Work to do ▸
In the data below, find every line that has the string "Grade", and copy it.

Data listing ▸
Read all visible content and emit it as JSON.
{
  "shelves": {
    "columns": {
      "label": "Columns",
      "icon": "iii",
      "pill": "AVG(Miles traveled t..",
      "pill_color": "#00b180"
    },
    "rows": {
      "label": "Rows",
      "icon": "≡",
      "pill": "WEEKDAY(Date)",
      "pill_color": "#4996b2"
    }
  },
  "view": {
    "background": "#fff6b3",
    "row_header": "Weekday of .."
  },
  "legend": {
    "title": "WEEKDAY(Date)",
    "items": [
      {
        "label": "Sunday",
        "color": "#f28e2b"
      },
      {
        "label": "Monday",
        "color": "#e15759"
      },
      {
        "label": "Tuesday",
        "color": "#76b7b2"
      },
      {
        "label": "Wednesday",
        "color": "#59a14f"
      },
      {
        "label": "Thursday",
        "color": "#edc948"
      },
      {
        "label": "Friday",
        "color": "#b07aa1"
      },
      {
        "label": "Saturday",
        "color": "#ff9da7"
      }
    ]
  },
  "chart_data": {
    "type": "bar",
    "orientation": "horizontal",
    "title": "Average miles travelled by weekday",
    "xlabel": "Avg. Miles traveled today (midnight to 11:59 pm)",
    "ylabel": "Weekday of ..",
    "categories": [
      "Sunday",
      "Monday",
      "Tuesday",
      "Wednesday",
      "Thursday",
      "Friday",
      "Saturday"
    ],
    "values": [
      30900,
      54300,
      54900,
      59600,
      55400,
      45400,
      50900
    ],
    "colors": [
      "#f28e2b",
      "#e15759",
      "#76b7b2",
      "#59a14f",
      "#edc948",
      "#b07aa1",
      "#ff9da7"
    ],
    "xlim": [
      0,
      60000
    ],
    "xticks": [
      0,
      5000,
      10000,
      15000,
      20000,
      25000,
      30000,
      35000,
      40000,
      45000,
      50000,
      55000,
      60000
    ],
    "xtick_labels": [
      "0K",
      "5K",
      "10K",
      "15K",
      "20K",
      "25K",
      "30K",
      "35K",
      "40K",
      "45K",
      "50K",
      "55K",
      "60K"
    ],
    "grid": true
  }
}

...

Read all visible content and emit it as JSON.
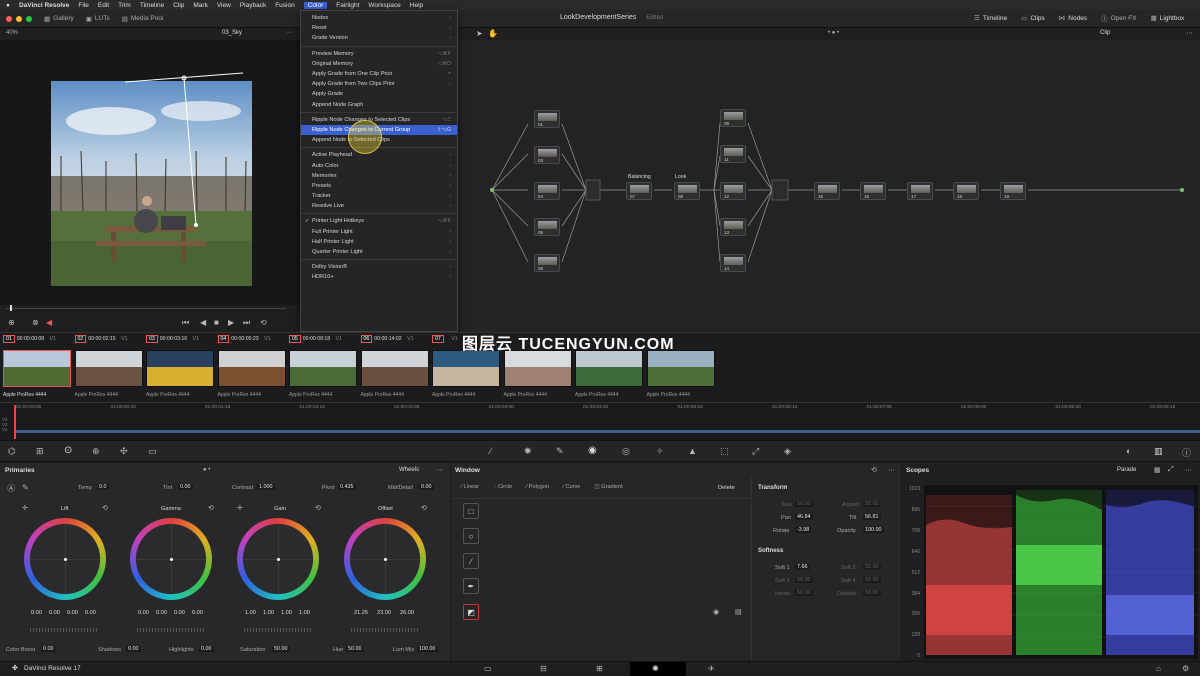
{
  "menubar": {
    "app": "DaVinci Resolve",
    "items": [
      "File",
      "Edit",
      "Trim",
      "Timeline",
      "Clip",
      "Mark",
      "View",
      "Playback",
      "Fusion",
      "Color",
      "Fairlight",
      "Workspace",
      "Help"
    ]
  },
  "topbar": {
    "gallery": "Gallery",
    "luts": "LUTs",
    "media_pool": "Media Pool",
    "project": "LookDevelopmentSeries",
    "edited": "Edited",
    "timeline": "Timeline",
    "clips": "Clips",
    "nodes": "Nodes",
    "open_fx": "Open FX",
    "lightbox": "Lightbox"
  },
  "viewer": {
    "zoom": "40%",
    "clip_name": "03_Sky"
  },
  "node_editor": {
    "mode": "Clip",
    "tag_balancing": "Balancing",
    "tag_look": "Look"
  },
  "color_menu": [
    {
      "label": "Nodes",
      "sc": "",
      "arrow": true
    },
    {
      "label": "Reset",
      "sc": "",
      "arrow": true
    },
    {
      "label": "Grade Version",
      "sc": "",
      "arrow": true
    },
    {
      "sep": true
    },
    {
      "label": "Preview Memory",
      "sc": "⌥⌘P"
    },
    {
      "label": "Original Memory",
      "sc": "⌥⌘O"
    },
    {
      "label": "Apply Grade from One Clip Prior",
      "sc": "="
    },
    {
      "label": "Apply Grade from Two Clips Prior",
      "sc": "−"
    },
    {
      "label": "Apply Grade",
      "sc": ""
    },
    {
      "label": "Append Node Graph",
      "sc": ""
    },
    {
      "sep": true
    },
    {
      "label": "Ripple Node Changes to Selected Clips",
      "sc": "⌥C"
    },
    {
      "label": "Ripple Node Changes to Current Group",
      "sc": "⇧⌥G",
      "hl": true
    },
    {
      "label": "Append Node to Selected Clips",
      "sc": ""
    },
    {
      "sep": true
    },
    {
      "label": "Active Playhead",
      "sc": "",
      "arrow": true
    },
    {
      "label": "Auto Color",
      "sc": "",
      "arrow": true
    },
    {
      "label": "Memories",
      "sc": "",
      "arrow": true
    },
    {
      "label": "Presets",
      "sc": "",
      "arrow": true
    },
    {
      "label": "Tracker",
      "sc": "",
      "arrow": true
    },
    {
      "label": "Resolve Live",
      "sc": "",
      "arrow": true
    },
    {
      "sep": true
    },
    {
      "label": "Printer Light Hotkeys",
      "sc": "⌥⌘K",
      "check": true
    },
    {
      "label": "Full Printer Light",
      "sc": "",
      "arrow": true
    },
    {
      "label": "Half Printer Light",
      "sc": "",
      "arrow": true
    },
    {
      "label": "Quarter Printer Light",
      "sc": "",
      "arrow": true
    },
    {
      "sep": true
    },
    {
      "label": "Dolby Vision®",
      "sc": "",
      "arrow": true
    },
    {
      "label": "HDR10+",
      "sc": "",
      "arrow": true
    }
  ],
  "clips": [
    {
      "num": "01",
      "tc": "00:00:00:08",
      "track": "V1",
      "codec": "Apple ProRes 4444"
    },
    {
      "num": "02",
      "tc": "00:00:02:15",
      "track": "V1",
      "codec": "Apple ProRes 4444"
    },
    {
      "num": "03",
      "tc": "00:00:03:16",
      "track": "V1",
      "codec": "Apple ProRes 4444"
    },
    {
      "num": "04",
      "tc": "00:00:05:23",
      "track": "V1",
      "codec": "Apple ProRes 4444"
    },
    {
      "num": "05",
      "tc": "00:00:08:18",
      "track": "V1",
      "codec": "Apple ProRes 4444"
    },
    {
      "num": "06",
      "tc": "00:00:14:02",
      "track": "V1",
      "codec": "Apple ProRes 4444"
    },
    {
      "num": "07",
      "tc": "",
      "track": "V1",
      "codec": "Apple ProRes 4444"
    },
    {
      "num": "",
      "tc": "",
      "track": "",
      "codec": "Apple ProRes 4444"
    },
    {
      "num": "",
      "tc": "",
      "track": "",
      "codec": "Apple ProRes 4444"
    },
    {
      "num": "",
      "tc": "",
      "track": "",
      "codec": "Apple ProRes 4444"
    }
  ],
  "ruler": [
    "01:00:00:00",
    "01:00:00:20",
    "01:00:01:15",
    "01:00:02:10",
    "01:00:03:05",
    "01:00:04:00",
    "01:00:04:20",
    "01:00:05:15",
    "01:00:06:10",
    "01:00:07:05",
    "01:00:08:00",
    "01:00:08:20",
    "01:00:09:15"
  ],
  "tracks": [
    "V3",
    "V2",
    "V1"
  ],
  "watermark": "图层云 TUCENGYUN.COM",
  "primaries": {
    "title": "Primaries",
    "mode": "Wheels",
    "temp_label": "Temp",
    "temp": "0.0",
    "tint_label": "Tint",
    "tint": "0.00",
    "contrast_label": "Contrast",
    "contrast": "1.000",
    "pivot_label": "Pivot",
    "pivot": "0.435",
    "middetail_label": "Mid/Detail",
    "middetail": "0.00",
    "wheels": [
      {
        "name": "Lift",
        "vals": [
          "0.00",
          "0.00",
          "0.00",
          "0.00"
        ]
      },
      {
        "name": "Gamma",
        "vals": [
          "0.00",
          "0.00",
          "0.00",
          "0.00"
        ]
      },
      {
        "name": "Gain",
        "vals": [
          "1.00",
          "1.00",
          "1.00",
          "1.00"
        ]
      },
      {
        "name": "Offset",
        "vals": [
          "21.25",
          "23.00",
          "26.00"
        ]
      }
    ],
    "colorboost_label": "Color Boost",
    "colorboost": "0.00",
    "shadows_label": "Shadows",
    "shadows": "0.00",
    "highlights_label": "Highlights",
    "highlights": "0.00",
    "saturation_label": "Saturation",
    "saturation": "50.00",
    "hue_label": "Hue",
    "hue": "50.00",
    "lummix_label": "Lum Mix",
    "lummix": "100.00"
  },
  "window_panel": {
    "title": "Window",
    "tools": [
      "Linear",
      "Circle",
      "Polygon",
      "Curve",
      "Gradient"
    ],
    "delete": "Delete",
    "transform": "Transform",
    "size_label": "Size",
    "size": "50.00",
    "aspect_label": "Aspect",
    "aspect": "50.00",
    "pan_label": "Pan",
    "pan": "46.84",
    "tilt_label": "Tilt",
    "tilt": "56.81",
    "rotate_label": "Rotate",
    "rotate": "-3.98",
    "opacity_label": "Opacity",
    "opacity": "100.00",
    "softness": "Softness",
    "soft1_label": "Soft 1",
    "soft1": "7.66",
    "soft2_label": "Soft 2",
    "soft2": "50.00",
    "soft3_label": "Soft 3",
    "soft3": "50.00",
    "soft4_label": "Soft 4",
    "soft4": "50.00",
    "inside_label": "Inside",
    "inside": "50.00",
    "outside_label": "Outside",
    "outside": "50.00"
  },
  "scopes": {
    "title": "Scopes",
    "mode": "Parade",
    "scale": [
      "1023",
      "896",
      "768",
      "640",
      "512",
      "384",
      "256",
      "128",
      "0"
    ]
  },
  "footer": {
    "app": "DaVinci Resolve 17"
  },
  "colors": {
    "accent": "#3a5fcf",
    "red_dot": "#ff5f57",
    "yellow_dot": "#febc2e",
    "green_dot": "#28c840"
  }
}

Worked solution ▸
      "label": "Grade Version",
      "label": "Apply Grade from One Clip Prior",
      "label": "Apply Grade from Two Clips Prior",
      "label": "Apply Grade",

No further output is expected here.